> _Task description_
Retype all material exactly. Pictures stay out of the copy.

====== Stored data ======

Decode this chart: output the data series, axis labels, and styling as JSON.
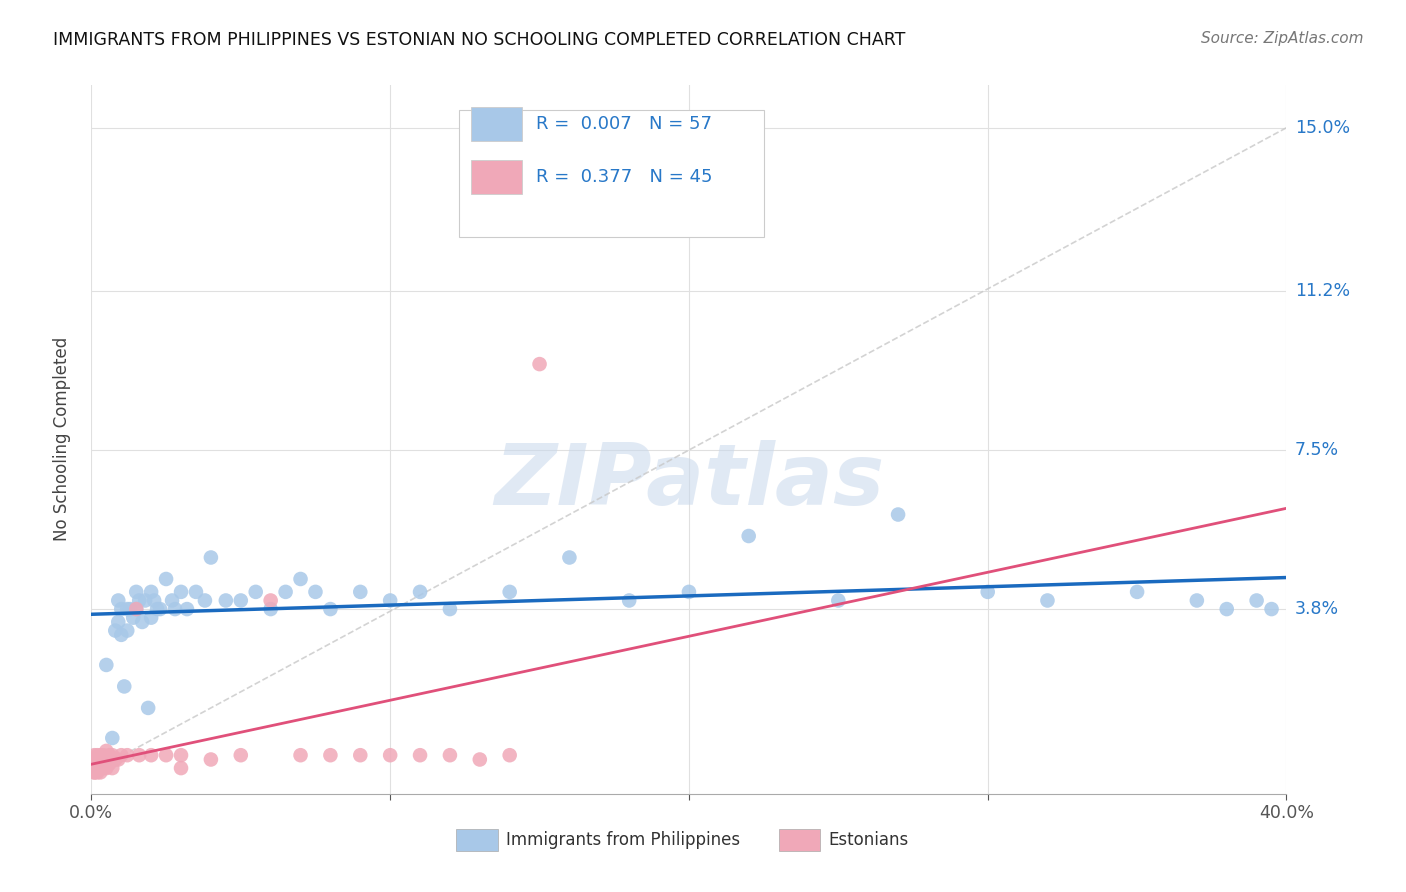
{
  "title": "IMMIGRANTS FROM PHILIPPINES VS ESTONIAN NO SCHOOLING COMPLETED CORRELATION CHART",
  "source": "Source: ZipAtlas.com",
  "ylabel": "No Schooling Completed",
  "xlim": [
    0.0,
    0.4
  ],
  "ylim": [
    -0.005,
    0.16
  ],
  "ytick_values": [
    0.038,
    0.075,
    0.112,
    0.15
  ],
  "ytick_labels": [
    "3.8%",
    "7.5%",
    "11.2%",
    "15.0%"
  ],
  "blue_R": "0.007",
  "blue_N": "57",
  "pink_R": "0.377",
  "pink_N": "45",
  "blue_dot_color": "#a8c8e8",
  "pink_dot_color": "#f0a8b8",
  "blue_line_color": "#1a6abf",
  "pink_line_color": "#e0507a",
  "diag_color": "#cccccc",
  "watermark": "ZIPatlas",
  "background": "#ffffff",
  "grid_color": "#e0e0e0",
  "blue_x": [
    0.005,
    0.007,
    0.008,
    0.009,
    0.009,
    0.01,
    0.01,
    0.011,
    0.012,
    0.012,
    0.013,
    0.014,
    0.015,
    0.015,
    0.016,
    0.017,
    0.018,
    0.019,
    0.02,
    0.02,
    0.021,
    0.022,
    0.023,
    0.025,
    0.027,
    0.028,
    0.03,
    0.032,
    0.035,
    0.038,
    0.04,
    0.045,
    0.05,
    0.055,
    0.06,
    0.065,
    0.07,
    0.075,
    0.08,
    0.09,
    0.1,
    0.11,
    0.12,
    0.14,
    0.16,
    0.18,
    0.2,
    0.22,
    0.25,
    0.27,
    0.3,
    0.32,
    0.35,
    0.37,
    0.38,
    0.39,
    0.395
  ],
  "blue_y": [
    0.025,
    0.008,
    0.033,
    0.04,
    0.035,
    0.038,
    0.032,
    0.02,
    0.038,
    0.033,
    0.038,
    0.036,
    0.042,
    0.038,
    0.04,
    0.035,
    0.04,
    0.015,
    0.042,
    0.036,
    0.04,
    0.038,
    0.038,
    0.045,
    0.04,
    0.038,
    0.042,
    0.038,
    0.042,
    0.04,
    0.05,
    0.04,
    0.04,
    0.042,
    0.038,
    0.042,
    0.045,
    0.042,
    0.038,
    0.042,
    0.04,
    0.042,
    0.038,
    0.042,
    0.05,
    0.04,
    0.042,
    0.055,
    0.04,
    0.06,
    0.042,
    0.04,
    0.042,
    0.04,
    0.038,
    0.04,
    0.038
  ],
  "pink_x": [
    0.001,
    0.001,
    0.001,
    0.001,
    0.001,
    0.001,
    0.001,
    0.002,
    0.002,
    0.002,
    0.002,
    0.003,
    0.003,
    0.003,
    0.004,
    0.004,
    0.005,
    0.005,
    0.005,
    0.006,
    0.006,
    0.007,
    0.007,
    0.008,
    0.009,
    0.01,
    0.012,
    0.015,
    0.016,
    0.02,
    0.025,
    0.03,
    0.03,
    0.04,
    0.05,
    0.06,
    0.07,
    0.08,
    0.09,
    0.1,
    0.11,
    0.12,
    0.13,
    0.14,
    0.15
  ],
  "pink_y": [
    0.004,
    0.003,
    0.002,
    0.001,
    0.001,
    0.0,
    0.0,
    0.004,
    0.003,
    0.001,
    0.0,
    0.004,
    0.002,
    0.0,
    0.004,
    0.001,
    0.005,
    0.003,
    0.001,
    0.004,
    0.002,
    0.004,
    0.001,
    0.003,
    0.003,
    0.004,
    0.004,
    0.038,
    0.004,
    0.004,
    0.004,
    0.004,
    0.001,
    0.003,
    0.004,
    0.04,
    0.004,
    0.004,
    0.004,
    0.004,
    0.004,
    0.004,
    0.003,
    0.004,
    0.095
  ]
}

======

> _In response_
Decode this chart: output the data series, axis labels, and styling as JSON.
{
  "title": "IMMIGRANTS FROM PHILIPPINES VS ESTONIAN NO SCHOOLING COMPLETED CORRELATION CHART",
  "source": "Source: ZipAtlas.com",
  "ylabel": "No Schooling Completed",
  "xlim": [
    0.0,
    0.4
  ],
  "ylim": [
    -0.005,
    0.16
  ],
  "ytick_values": [
    0.038,
    0.075,
    0.112,
    0.15
  ],
  "ytick_labels": [
    "3.8%",
    "7.5%",
    "11.2%",
    "15.0%"
  ],
  "blue_R": "0.007",
  "blue_N": "57",
  "pink_R": "0.377",
  "pink_N": "45",
  "blue_dot_color": "#a8c8e8",
  "pink_dot_color": "#f0a8b8",
  "blue_line_color": "#1a6abf",
  "pink_line_color": "#e0507a",
  "diag_color": "#cccccc",
  "watermark": "ZIPatlas",
  "background": "#ffffff",
  "grid_color": "#e0e0e0",
  "blue_x": [
    0.005,
    0.007,
    0.008,
    0.009,
    0.009,
    0.01,
    0.01,
    0.011,
    0.012,
    0.012,
    0.013,
    0.014,
    0.015,
    0.015,
    0.016,
    0.017,
    0.018,
    0.019,
    0.02,
    0.02,
    0.021,
    0.022,
    0.023,
    0.025,
    0.027,
    0.028,
    0.03,
    0.032,
    0.035,
    0.038,
    0.04,
    0.045,
    0.05,
    0.055,
    0.06,
    0.065,
    0.07,
    0.075,
    0.08,
    0.09,
    0.1,
    0.11,
    0.12,
    0.14,
    0.16,
    0.18,
    0.2,
    0.22,
    0.25,
    0.27,
    0.3,
    0.32,
    0.35,
    0.37,
    0.38,
    0.39,
    0.395
  ],
  "blue_y": [
    0.025,
    0.008,
    0.033,
    0.04,
    0.035,
    0.038,
    0.032,
    0.02,
    0.038,
    0.033,
    0.038,
    0.036,
    0.042,
    0.038,
    0.04,
    0.035,
    0.04,
    0.015,
    0.042,
    0.036,
    0.04,
    0.038,
    0.038,
    0.045,
    0.04,
    0.038,
    0.042,
    0.038,
    0.042,
    0.04,
    0.05,
    0.04,
    0.04,
    0.042,
    0.038,
    0.042,
    0.045,
    0.042,
    0.038,
    0.042,
    0.04,
    0.042,
    0.038,
    0.042,
    0.05,
    0.04,
    0.042,
    0.055,
    0.04,
    0.06,
    0.042,
    0.04,
    0.042,
    0.04,
    0.038,
    0.04,
    0.038
  ],
  "pink_x": [
    0.001,
    0.001,
    0.001,
    0.001,
    0.001,
    0.001,
    0.001,
    0.002,
    0.002,
    0.002,
    0.002,
    0.003,
    0.003,
    0.003,
    0.004,
    0.004,
    0.005,
    0.005,
    0.005,
    0.006,
    0.006,
    0.007,
    0.007,
    0.008,
    0.009,
    0.01,
    0.012,
    0.015,
    0.016,
    0.02,
    0.025,
    0.03,
    0.03,
    0.04,
    0.05,
    0.06,
    0.07,
    0.08,
    0.09,
    0.1,
    0.11,
    0.12,
    0.13,
    0.14,
    0.15
  ],
  "pink_y": [
    0.004,
    0.003,
    0.002,
    0.001,
    0.001,
    0.0,
    0.0,
    0.004,
    0.003,
    0.001,
    0.0,
    0.004,
    0.002,
    0.0,
    0.004,
    0.001,
    0.005,
    0.003,
    0.001,
    0.004,
    0.002,
    0.004,
    0.001,
    0.003,
    0.003,
    0.004,
    0.004,
    0.038,
    0.004,
    0.004,
    0.004,
    0.004,
    0.001,
    0.003,
    0.004,
    0.04,
    0.004,
    0.004,
    0.004,
    0.004,
    0.004,
    0.004,
    0.003,
    0.004,
    0.095
  ]
}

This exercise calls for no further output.